— START Dataset extract —

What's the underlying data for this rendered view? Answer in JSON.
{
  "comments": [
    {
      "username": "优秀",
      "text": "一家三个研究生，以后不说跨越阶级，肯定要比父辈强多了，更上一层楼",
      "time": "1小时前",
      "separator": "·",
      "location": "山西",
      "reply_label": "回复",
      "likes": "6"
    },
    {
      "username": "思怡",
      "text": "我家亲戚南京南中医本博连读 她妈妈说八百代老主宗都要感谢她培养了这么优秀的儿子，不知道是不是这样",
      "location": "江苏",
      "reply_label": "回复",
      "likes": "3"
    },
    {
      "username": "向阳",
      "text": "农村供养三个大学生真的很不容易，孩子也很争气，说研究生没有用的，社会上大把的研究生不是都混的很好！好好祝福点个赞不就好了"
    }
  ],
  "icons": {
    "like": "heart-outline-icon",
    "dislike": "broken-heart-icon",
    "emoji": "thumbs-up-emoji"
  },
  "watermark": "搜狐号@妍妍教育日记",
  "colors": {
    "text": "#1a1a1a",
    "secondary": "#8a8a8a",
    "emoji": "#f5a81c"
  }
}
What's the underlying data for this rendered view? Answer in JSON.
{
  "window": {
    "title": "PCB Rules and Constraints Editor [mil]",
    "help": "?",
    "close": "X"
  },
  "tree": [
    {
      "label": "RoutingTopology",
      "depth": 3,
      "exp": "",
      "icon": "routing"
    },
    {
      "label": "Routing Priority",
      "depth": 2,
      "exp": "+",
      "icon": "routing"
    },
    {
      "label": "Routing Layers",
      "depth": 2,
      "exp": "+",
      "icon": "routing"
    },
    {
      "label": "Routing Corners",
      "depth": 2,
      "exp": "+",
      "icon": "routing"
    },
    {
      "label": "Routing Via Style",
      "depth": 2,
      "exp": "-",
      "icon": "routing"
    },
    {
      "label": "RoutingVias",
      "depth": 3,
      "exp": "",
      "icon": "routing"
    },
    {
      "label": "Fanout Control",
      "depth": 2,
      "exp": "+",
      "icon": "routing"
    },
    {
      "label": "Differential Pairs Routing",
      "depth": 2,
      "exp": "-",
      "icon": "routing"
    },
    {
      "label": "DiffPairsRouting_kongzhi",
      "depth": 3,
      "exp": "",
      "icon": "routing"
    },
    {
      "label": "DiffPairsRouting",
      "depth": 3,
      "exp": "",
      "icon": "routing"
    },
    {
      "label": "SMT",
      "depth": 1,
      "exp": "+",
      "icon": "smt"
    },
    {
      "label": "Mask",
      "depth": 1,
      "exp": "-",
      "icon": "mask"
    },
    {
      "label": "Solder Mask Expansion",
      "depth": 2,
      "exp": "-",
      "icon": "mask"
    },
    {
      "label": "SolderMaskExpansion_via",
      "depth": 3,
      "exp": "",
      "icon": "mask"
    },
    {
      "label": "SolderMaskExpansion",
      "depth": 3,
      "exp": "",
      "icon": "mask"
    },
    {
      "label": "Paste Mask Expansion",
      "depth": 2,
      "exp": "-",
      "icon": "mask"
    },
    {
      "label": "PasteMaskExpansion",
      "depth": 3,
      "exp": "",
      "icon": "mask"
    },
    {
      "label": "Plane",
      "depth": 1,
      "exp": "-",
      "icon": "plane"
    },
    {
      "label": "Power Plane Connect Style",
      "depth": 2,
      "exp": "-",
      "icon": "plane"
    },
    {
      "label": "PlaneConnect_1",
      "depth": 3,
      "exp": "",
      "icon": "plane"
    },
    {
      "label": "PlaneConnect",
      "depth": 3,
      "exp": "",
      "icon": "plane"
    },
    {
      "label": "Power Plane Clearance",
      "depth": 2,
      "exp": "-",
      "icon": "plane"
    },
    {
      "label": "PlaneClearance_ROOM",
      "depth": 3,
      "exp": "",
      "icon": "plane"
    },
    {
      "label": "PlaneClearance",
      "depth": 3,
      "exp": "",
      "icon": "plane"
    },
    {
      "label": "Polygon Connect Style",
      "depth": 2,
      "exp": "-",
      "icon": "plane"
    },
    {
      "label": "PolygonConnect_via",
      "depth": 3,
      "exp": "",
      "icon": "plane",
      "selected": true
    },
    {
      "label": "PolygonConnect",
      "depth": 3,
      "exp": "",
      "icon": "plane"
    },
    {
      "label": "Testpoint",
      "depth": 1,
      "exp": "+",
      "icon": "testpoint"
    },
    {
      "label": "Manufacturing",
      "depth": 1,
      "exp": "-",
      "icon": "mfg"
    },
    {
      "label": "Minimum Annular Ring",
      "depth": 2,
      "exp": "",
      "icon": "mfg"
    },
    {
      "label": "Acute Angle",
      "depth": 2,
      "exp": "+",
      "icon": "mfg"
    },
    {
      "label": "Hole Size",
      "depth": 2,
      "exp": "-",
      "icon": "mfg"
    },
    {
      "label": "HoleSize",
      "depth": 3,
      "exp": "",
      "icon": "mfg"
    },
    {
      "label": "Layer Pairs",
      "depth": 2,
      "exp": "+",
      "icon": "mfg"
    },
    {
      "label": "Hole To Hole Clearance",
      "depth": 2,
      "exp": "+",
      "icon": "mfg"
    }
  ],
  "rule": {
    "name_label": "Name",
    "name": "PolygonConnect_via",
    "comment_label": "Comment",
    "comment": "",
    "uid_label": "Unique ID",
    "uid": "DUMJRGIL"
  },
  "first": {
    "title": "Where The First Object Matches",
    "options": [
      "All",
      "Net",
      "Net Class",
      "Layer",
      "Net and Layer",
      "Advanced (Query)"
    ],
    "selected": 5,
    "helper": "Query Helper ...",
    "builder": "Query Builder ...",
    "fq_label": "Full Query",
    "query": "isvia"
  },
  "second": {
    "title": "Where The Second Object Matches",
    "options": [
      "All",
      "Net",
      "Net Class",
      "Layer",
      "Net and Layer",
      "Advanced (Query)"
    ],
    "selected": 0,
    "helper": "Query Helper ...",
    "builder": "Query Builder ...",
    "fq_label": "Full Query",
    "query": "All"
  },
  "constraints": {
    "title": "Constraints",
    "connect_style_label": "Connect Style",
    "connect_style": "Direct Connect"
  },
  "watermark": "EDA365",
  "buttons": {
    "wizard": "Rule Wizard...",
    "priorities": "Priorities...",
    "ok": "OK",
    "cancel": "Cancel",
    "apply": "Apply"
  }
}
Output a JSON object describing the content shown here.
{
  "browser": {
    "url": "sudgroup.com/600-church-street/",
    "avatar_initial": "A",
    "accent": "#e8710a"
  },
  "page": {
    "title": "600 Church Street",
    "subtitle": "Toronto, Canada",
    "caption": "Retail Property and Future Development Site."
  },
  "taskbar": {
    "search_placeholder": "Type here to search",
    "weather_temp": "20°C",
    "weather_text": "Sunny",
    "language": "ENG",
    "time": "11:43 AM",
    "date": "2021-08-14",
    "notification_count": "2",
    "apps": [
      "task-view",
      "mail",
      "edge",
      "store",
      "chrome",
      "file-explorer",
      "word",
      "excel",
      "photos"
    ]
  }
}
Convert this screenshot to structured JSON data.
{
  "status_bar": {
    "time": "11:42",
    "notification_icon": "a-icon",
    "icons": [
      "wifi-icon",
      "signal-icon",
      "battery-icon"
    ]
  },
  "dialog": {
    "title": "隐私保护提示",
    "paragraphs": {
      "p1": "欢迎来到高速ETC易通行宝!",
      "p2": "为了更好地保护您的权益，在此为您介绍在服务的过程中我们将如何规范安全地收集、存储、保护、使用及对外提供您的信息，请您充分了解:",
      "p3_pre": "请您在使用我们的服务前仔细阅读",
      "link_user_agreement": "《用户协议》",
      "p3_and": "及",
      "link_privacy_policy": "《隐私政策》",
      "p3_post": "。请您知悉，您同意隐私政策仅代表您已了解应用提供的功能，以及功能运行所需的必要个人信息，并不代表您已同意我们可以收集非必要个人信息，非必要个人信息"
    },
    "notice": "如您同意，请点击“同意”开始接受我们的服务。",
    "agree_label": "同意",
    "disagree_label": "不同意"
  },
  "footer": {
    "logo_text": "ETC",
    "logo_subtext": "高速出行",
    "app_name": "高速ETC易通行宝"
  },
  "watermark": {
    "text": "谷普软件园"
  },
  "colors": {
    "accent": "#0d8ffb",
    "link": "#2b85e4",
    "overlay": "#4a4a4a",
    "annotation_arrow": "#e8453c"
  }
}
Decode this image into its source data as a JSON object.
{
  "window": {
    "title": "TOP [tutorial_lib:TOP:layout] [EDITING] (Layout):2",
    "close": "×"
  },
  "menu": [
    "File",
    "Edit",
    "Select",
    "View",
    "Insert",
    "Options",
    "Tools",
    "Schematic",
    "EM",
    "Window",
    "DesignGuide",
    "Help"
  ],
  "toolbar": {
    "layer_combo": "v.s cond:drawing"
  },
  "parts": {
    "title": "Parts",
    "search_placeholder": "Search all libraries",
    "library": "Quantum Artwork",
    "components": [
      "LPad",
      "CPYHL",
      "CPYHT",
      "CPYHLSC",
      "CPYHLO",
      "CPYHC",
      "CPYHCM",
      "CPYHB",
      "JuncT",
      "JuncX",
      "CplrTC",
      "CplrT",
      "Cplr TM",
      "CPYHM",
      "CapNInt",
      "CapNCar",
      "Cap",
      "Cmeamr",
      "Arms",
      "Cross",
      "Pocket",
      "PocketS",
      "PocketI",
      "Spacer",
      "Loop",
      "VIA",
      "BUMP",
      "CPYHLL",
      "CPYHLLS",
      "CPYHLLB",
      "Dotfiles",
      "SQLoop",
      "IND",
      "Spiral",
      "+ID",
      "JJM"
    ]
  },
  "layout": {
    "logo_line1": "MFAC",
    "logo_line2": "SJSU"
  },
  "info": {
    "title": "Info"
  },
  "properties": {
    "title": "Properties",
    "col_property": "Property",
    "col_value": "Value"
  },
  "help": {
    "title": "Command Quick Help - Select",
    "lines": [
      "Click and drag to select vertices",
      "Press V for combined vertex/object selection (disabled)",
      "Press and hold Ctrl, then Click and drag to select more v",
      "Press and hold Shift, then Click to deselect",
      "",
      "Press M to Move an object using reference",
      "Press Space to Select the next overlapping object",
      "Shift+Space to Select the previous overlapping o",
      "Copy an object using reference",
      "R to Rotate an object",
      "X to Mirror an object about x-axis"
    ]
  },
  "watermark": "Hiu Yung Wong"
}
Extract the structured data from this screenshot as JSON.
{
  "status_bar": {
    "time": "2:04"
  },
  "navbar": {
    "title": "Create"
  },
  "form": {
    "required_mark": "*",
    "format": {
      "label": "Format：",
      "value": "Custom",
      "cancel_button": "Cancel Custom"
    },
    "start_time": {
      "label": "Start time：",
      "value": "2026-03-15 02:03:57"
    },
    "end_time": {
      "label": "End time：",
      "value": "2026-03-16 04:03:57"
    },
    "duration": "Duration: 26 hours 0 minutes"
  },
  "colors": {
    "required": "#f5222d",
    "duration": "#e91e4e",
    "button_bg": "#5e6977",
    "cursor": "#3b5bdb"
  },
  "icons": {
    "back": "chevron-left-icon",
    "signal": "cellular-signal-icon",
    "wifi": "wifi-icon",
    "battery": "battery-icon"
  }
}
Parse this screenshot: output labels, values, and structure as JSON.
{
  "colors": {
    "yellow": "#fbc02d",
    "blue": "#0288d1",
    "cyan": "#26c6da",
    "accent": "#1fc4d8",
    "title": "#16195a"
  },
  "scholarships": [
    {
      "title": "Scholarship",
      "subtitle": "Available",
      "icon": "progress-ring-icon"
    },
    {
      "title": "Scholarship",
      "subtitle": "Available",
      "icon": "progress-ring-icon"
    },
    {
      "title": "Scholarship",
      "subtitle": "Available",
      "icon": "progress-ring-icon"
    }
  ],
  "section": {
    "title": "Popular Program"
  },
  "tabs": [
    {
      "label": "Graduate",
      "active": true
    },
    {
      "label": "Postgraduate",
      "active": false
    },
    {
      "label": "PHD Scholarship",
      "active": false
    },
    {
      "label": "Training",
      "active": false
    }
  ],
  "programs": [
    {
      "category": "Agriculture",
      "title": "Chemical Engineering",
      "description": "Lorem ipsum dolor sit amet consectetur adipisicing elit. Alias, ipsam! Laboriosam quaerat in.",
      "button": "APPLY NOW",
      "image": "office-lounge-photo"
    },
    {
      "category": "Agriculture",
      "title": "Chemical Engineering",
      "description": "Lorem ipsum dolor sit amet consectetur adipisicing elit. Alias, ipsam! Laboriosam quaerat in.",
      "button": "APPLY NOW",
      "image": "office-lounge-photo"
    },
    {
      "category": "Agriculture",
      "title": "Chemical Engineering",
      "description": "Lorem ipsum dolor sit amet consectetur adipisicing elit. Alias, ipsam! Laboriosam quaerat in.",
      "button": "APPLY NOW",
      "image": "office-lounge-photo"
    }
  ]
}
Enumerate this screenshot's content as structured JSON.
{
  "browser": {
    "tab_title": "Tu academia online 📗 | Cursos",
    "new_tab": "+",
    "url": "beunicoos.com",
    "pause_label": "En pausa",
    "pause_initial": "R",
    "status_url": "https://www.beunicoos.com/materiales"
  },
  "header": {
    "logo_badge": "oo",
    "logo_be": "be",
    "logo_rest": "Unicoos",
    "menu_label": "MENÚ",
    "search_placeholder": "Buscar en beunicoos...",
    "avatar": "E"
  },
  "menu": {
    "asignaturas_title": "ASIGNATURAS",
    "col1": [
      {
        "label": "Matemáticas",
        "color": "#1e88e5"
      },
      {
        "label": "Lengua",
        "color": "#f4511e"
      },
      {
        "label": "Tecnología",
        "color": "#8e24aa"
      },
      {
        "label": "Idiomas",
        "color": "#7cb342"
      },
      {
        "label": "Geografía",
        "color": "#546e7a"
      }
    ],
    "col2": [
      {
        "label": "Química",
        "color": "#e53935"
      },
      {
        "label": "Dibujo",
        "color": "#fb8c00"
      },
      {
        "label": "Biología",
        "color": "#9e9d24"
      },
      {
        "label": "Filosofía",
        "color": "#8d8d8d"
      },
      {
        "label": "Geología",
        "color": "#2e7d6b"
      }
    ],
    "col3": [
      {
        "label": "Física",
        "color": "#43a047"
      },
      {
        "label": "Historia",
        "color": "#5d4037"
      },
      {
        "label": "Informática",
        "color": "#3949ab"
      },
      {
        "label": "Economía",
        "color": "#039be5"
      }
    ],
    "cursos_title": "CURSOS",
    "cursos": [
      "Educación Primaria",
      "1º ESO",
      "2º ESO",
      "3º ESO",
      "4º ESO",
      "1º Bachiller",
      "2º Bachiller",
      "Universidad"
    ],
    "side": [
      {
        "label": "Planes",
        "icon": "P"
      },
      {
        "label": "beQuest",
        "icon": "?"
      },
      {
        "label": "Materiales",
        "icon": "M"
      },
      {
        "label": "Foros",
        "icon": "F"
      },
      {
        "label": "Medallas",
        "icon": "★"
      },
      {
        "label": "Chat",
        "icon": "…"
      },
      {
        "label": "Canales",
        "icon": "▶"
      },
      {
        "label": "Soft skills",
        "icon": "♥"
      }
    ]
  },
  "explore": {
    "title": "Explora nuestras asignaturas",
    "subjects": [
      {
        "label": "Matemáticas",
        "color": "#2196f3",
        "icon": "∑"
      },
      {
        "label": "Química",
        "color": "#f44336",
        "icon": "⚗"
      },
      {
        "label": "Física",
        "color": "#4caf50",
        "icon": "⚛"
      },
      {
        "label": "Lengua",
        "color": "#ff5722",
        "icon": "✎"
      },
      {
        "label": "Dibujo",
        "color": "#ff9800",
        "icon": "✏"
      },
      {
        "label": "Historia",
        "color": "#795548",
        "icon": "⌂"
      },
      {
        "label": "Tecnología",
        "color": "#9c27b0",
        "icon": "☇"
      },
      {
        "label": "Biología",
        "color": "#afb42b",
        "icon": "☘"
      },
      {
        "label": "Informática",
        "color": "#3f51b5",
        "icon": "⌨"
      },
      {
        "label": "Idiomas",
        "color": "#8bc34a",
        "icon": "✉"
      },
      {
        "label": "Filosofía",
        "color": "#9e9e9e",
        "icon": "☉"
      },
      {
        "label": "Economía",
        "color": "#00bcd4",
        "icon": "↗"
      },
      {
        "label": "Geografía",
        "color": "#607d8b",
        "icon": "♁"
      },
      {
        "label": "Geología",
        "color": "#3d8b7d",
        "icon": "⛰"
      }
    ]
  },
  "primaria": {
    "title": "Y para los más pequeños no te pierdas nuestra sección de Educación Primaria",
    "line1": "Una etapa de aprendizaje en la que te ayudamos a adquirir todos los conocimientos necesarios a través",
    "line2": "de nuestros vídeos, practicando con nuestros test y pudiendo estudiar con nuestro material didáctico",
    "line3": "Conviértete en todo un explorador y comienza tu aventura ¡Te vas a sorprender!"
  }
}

— END Dataset extract —

Which lines in the listing above hold the word "reference"? Show each of them.

Exercise answer
      "Press M to Move an object using reference",
      "Copy an object using reference",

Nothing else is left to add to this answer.